Repeat the data below exactly, dropping any pictures it holds.

* Entries shown:
··········

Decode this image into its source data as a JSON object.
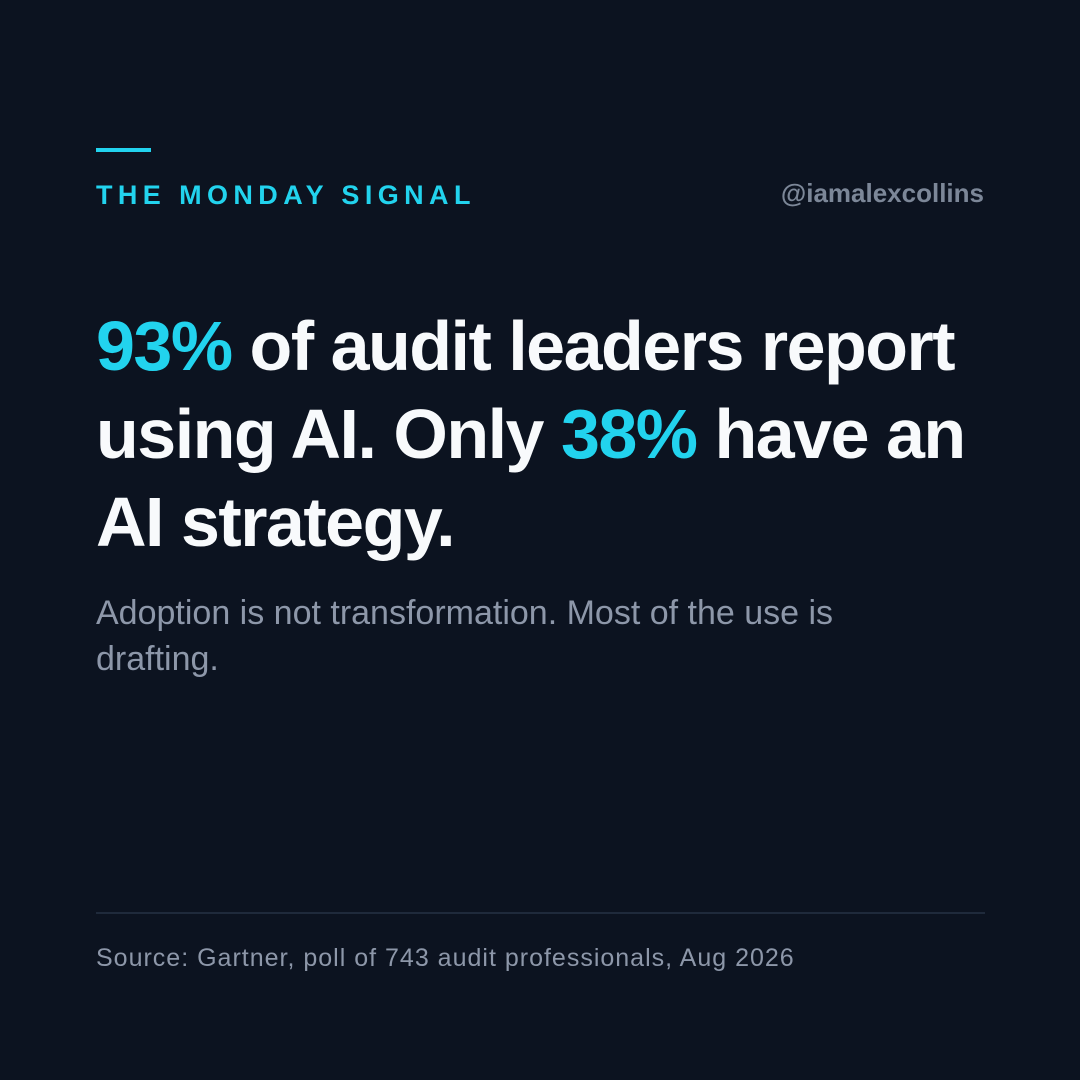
{
  "brand": {
    "series_name": "THE MONDAY SIGNAL",
    "handle": "@iamalexcollins"
  },
  "headline": {
    "stat_1": "93%",
    "text_1": " of audit leaders report using AI. Only ",
    "stat_2": "38%",
    "text_2": " have an AI strategy."
  },
  "subline": "Adoption is not transformation. Most of the use is drafting.",
  "footer": {
    "source": "Source: Gartner, poll of 743 audit professionals, Aug 2026"
  },
  "colors": {
    "background": "#0c1320",
    "accent": "#22d3ee",
    "headline_text": "#f8fafc",
    "muted_text": "#8d97a9",
    "handle_text": "#7c8798",
    "divider": "#1f2a3b"
  }
}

··········

* Correct answer:
Decode this image into its source data as a JSON object.
{
  "brand": {
    "series_name": "THE MONDAY SIGNAL",
    "handle": "@iamalexcollins"
  },
  "headline": {
    "stat_1": "93%",
    "text_1": " of audit leaders report using AI. Only ",
    "stat_2": "38%",
    "text_2": " have an AI strategy."
  },
  "subline": "Adoption is not transformation. Most of the use is drafting.",
  "footer": {
    "source": "Source: Gartner, poll of 743 audit professionals, Aug 2026"
  },
  "colors": {
    "background": "#0c1320",
    "accent": "#22d3ee",
    "headline_text": "#f8fafc",
    "muted_text": "#8d97a9",
    "handle_text": "#7c8798",
    "divider": "#1f2a3b"
  }
}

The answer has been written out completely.